Please write out the material that follows, exactly as it stands.

□ □ □ □ □

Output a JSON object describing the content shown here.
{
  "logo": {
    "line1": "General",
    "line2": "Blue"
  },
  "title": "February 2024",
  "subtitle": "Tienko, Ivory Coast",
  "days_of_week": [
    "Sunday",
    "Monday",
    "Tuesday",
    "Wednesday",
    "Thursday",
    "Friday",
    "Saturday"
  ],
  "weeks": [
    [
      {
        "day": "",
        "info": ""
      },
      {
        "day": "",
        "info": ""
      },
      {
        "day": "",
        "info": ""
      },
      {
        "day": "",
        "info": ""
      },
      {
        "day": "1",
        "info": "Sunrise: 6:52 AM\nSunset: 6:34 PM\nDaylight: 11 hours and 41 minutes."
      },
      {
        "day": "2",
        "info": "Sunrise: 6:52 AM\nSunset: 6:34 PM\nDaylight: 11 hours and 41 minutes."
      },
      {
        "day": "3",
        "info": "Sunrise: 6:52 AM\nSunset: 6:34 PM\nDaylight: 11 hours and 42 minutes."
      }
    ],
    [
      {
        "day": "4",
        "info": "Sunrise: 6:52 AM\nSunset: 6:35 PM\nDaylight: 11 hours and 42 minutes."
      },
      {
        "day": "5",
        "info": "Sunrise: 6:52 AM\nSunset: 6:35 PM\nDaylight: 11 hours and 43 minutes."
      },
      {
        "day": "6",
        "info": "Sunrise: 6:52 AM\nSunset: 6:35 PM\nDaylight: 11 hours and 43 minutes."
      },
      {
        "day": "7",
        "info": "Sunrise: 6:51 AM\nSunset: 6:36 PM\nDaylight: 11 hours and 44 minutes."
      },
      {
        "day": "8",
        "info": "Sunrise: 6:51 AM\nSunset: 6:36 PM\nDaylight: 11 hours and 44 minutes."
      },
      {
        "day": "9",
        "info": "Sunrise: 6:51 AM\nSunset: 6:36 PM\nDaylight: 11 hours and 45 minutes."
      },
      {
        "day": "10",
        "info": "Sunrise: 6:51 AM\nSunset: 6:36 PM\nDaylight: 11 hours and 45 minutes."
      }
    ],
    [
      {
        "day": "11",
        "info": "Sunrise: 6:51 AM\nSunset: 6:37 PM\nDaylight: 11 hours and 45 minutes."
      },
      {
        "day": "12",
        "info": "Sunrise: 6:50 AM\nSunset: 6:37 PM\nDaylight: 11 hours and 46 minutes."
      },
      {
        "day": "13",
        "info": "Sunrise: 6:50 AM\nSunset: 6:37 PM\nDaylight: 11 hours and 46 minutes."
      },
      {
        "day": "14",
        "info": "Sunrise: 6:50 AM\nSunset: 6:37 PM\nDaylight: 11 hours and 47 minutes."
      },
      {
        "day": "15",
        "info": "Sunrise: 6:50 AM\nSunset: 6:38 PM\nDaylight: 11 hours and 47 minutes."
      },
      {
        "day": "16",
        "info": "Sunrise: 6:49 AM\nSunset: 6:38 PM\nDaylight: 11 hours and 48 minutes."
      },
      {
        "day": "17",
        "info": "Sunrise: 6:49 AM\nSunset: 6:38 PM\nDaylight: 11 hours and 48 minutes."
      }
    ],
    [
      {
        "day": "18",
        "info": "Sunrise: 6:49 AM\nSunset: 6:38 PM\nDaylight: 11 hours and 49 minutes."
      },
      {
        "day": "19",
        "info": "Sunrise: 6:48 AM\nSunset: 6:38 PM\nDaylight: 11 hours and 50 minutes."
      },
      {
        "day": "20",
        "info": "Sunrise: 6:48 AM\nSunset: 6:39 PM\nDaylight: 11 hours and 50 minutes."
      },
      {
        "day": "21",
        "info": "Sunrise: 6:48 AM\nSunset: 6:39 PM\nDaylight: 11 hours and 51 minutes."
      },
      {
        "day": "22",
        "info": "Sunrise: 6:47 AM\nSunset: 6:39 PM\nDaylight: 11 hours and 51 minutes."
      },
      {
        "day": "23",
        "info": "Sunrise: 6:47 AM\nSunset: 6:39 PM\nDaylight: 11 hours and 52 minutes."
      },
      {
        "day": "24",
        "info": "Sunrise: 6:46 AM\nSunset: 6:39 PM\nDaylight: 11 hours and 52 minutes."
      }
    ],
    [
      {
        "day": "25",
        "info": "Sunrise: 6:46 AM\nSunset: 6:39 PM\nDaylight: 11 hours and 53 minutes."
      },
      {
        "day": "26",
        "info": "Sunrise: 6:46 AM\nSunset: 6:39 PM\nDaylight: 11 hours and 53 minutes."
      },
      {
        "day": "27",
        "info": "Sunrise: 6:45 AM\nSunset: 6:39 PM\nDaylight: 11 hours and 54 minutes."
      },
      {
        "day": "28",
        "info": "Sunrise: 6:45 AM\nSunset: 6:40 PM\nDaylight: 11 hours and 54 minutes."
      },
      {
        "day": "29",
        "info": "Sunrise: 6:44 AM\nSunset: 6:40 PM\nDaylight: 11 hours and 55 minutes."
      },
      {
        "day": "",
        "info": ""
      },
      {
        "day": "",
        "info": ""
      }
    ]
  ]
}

□ □ □ □ □

Correct result —
Output a JSON object describing the content shown here.
{
  "logo": {
    "line1": "General",
    "line2": "Blue"
  },
  "title": "February 2024",
  "subtitle": "Tienko, Ivory Coast",
  "days_of_week": [
    "Sunday",
    "Monday",
    "Tuesday",
    "Wednesday",
    "Thursday",
    "Friday",
    "Saturday"
  ],
  "weeks": [
    [
      {
        "day": "",
        "info": ""
      },
      {
        "day": "",
        "info": ""
      },
      {
        "day": "",
        "info": ""
      },
      {
        "day": "",
        "info": ""
      },
      {
        "day": "1",
        "info": "Sunrise: 6:52 AM\nSunset: 6:34 PM\nDaylight: 11 hours and 41 minutes."
      },
      {
        "day": "2",
        "info": "Sunrise: 6:52 AM\nSunset: 6:34 PM\nDaylight: 11 hours and 41 minutes."
      },
      {
        "day": "3",
        "info": "Sunrise: 6:52 AM\nSunset: 6:34 PM\nDaylight: 11 hours and 42 minutes."
      }
    ],
    [
      {
        "day": "4",
        "info": "Sunrise: 6:52 AM\nSunset: 6:35 PM\nDaylight: 11 hours and 42 minutes."
      },
      {
        "day": "5",
        "info": "Sunrise: 6:52 AM\nSunset: 6:35 PM\nDaylight: 11 hours and 43 minutes."
      },
      {
        "day": "6",
        "info": "Sunrise: 6:52 AM\nSunset: 6:35 PM\nDaylight: 11 hours and 43 minutes."
      },
      {
        "day": "7",
        "info": "Sunrise: 6:51 AM\nSunset: 6:36 PM\nDaylight: 11 hours and 44 minutes."
      },
      {
        "day": "8",
        "info": "Sunrise: 6:51 AM\nSunset: 6:36 PM\nDaylight: 11 hours and 44 minutes."
      },
      {
        "day": "9",
        "info": "Sunrise: 6:51 AM\nSunset: 6:36 PM\nDaylight: 11 hours and 45 minutes."
      },
      {
        "day": "10",
        "info": "Sunrise: 6:51 AM\nSunset: 6:36 PM\nDaylight: 11 hours and 45 minutes."
      }
    ],
    [
      {
        "day": "11",
        "info": "Sunrise: 6:51 AM\nSunset: 6:37 PM\nDaylight: 11 hours and 45 minutes."
      },
      {
        "day": "12",
        "info": "Sunrise: 6:50 AM\nSunset: 6:37 PM\nDaylight: 11 hours and 46 minutes."
      },
      {
        "day": "13",
        "info": "Sunrise: 6:50 AM\nSunset: 6:37 PM\nDaylight: 11 hours and 46 minutes."
      },
      {
        "day": "14",
        "info": "Sunrise: 6:50 AM\nSunset: 6:37 PM\nDaylight: 11 hours and 47 minutes."
      },
      {
        "day": "15",
        "info": "Sunrise: 6:50 AM\nSunset: 6:38 PM\nDaylight: 11 hours and 47 minutes."
      },
      {
        "day": "16",
        "info": "Sunrise: 6:49 AM\nSunset: 6:38 PM\nDaylight: 11 hours and 48 minutes."
      },
      {
        "day": "17",
        "info": "Sunrise: 6:49 AM\nSunset: 6:38 PM\nDaylight: 11 hours and 48 minutes."
      }
    ],
    [
      {
        "day": "18",
        "info": "Sunrise: 6:49 AM\nSunset: 6:38 PM\nDaylight: 11 hours and 49 minutes."
      },
      {
        "day": "19",
        "info": "Sunrise: 6:48 AM\nSunset: 6:38 PM\nDaylight: 11 hours and 50 minutes."
      },
      {
        "day": "20",
        "info": "Sunrise: 6:48 AM\nSunset: 6:39 PM\nDaylight: 11 hours and 50 minutes."
      },
      {
        "day": "21",
        "info": "Sunrise: 6:48 AM\nSunset: 6:39 PM\nDaylight: 11 hours and 51 minutes."
      },
      {
        "day": "22",
        "info": "Sunrise: 6:47 AM\nSunset: 6:39 PM\nDaylight: 11 hours and 51 minutes."
      },
      {
        "day": "23",
        "info": "Sunrise: 6:47 AM\nSunset: 6:39 PM\nDaylight: 11 hours and 52 minutes."
      },
      {
        "day": "24",
        "info": "Sunrise: 6:46 AM\nSunset: 6:39 PM\nDaylight: 11 hours and 52 minutes."
      }
    ],
    [
      {
        "day": "25",
        "info": "Sunrise: 6:46 AM\nSunset: 6:39 PM\nDaylight: 11 hours and 53 minutes."
      },
      {
        "day": "26",
        "info": "Sunrise: 6:46 AM\nSunset: 6:39 PM\nDaylight: 11 hours and 53 minutes."
      },
      {
        "day": "27",
        "info": "Sunrise: 6:45 AM\nSunset: 6:39 PM\nDaylight: 11 hours and 54 minutes."
      },
      {
        "day": "28",
        "info": "Sunrise: 6:45 AM\nSunset: 6:40 PM\nDaylight: 11 hours and 54 minutes."
      },
      {
        "day": "29",
        "info": "Sunrise: 6:44 AM\nSunset: 6:40 PM\nDaylight: 11 hours and 55 minutes."
      },
      {
        "day": "",
        "info": ""
      },
      {
        "day": "",
        "info": ""
      }
    ]
  ]
}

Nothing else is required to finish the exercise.